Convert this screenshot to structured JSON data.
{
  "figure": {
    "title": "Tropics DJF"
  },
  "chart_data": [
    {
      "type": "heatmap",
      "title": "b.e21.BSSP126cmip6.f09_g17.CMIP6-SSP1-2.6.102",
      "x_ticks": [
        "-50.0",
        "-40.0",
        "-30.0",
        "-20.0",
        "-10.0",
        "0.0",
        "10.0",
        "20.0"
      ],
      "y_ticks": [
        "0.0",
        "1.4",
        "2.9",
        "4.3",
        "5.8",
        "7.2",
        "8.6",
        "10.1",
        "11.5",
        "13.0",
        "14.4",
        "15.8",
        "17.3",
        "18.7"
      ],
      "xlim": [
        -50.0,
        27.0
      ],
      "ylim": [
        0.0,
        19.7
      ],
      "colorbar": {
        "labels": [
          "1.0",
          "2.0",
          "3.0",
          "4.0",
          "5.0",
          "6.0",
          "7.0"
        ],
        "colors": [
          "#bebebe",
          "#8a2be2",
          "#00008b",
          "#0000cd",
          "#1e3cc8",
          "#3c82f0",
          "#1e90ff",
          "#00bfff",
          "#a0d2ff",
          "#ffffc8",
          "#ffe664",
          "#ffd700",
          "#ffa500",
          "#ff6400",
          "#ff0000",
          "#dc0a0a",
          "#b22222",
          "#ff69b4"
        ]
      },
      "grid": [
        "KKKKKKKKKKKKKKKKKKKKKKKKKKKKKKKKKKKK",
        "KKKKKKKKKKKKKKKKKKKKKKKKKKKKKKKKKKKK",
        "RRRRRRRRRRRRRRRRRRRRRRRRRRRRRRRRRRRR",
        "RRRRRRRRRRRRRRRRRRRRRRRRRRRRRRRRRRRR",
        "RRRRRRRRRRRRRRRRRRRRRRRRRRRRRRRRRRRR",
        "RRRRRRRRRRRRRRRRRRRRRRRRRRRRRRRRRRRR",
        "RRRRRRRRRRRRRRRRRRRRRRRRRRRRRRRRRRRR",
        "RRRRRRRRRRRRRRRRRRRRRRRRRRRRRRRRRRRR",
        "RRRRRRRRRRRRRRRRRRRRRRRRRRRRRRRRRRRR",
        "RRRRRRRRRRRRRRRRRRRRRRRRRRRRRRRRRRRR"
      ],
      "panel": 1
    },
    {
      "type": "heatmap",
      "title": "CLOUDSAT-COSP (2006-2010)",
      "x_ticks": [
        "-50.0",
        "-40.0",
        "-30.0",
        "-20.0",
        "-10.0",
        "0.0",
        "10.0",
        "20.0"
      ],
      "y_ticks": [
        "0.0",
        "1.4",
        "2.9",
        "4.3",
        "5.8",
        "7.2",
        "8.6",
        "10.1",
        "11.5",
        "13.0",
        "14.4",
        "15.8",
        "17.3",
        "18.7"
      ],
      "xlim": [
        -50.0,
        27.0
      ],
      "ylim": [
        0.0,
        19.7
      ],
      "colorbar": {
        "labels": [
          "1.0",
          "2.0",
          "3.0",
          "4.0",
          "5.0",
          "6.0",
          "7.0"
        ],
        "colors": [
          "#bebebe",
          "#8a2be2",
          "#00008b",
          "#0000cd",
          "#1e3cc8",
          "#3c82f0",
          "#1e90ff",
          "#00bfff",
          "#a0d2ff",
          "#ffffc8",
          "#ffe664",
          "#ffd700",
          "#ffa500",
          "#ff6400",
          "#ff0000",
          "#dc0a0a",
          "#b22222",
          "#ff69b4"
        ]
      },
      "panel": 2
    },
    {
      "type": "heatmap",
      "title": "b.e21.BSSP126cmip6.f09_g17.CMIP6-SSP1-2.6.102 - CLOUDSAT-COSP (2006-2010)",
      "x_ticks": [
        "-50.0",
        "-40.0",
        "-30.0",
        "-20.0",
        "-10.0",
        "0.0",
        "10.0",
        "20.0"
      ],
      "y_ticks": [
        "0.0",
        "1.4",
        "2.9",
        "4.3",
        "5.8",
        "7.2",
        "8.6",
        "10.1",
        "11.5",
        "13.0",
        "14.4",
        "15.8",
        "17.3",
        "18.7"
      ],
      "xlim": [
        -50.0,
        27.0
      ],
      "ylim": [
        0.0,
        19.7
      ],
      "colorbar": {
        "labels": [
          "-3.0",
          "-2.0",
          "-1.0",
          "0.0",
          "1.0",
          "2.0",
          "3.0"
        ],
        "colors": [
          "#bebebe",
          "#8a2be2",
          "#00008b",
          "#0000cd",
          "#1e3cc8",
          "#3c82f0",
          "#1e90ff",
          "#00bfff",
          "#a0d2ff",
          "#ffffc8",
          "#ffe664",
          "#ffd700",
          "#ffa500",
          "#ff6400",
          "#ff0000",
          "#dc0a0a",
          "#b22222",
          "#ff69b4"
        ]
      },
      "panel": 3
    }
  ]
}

* **What the exercise asks**
Faithfully transcribe the whole of the data.

* **Written answer**
Convert this screenshot to structured JSON data.
{
  "figure": {
    "title": "Tropics DJF"
  },
  "chart_data": [
    {
      "type": "heatmap",
      "title": "b.e21.BSSP126cmip6.f09_g17.CMIP6-SSP1-2.6.102",
      "x_ticks": [
        "-50.0",
        "-40.0",
        "-30.0",
        "-20.0",
        "-10.0",
        "0.0",
        "10.0",
        "20.0"
      ],
      "y_ticks": [
        "0.0",
        "1.4",
        "2.9",
        "4.3",
        "5.8",
        "7.2",
        "8.6",
        "10.1",
        "11.5",
        "13.0",
        "14.4",
        "15.8",
        "17.3",
        "18.7"
      ],
      "xlim": [
        -50.0,
        27.0
      ],
      "ylim": [
        0.0,
        19.7
      ],
      "colorbar": {
        "labels": [
          "1.0",
          "2.0",
          "3.0",
          "4.0",
          "5.0",
          "6.0",
          "7.0"
        ],
        "colors": [
          "#bebebe",
          "#8a2be2",
          "#00008b",
          "#0000cd",
          "#1e3cc8",
          "#3c82f0",
          "#1e90ff",
          "#00bfff",
          "#a0d2ff",
          "#ffffc8",
          "#ffe664",
          "#ffd700",
          "#ffa500",
          "#ff6400",
          "#ff0000",
          "#dc0a0a",
          "#b22222",
          "#ff69b4"
        ]
      },
      "grid": [
        "KKKKKKKKKKKKKKKKKKKKKKKKKKKKKKKKKKKK",
        "KKKKKKKKKKKKKKKKKKKKKKKKKKKKKKKKKKKK",
        "RRRRRRRRRRRRRRRRRRRRRRRRRRRRRRRRRRRR",
        "RRRRRRRRRRRRRRRRRRRRRRRRRRRRRRRRRRRR",
        "RRRRRRRRRRRRRRRRRRRRRRRRRRRRRRRRRRRR",
        "RRRRRRRRRRRRRRRRRRRRRRRRRRRRRRRRRRRR",
        "RRRRRRRRRRRRRRRRRRRRRRRRRRRRRRRRRRRR",
        "RRRRRRRRRRRRRRRRRRRRRRRRRRRRRRRRRRRR",
        "RRRRRRRRRRRRRRRRRRRRRRRRRRRRRRRRRRRR",
        "RRRRRRRRRRRRRRRRRRRRRRRRRRRRRRRRRRRR"
      ],
      "panel": 1
    },
    {
      "type": "heatmap",
      "title": "CLOUDSAT-COSP (2006-2010)",
      "x_ticks": [
        "-50.0",
        "-40.0",
        "-30.0",
        "-20.0",
        "-10.0",
        "0.0",
        "10.0",
        "20.0"
      ],
      "y_ticks": [
        "0.0",
        "1.4",
        "2.9",
        "4.3",
        "5.8",
        "7.2",
        "8.6",
        "10.1",
        "11.5",
        "13.0",
        "14.4",
        "15.8",
        "17.3",
        "18.7"
      ],
      "xlim": [
        -50.0,
        27.0
      ],
      "ylim": [
        0.0,
        19.7
      ],
      "colorbar": {
        "labels": [
          "1.0",
          "2.0",
          "3.0",
          "4.0",
          "5.0",
          "6.0",
          "7.0"
        ],
        "colors": [
          "#bebebe",
          "#8a2be2",
          "#00008b",
          "#0000cd",
          "#1e3cc8",
          "#3c82f0",
          "#1e90ff",
          "#00bfff",
          "#a0d2ff",
          "#ffffc8",
          "#ffe664",
          "#ffd700",
          "#ffa500",
          "#ff6400",
          "#ff0000",
          "#dc0a0a",
          "#b22222",
          "#ff69b4"
        ]
      },
      "panel": 2
    },
    {
      "type": "heatmap",
      "title": "b.e21.BSSP126cmip6.f09_g17.CMIP6-SSP1-2.6.102 - CLOUDSAT-COSP (2006-2010)",
      "x_ticks": [
        "-50.0",
        "-40.0",
        "-30.0",
        "-20.0",
        "-10.0",
        "0.0",
        "10.0",
        "20.0"
      ],
      "y_ticks": [
        "0.0",
        "1.4",
        "2.9",
        "4.3",
        "5.8",
        "7.2",
        "8.6",
        "10.1",
        "11.5",
        "13.0",
        "14.4",
        "15.8",
        "17.3",
        "18.7"
      ],
      "xlim": [
        -50.0,
        27.0
      ],
      "ylim": [
        0.0,
        19.7
      ],
      "colorbar": {
        "labels": [
          "-3.0",
          "-2.0",
          "-1.0",
          "0.0",
          "1.0",
          "2.0",
          "3.0"
        ],
        "colors": [
          "#bebebe",
          "#8a2be2",
          "#00008b",
          "#0000cd",
          "#1e3cc8",
          "#3c82f0",
          "#1e90ff",
          "#00bfff",
          "#a0d2ff",
          "#ffffc8",
          "#ffe664",
          "#ffd700",
          "#ffa500",
          "#ff6400",
          "#ff0000",
          "#dc0a0a",
          "#b22222",
          "#ff69b4"
        ]
      },
      "panel": 3
    }
  ]
}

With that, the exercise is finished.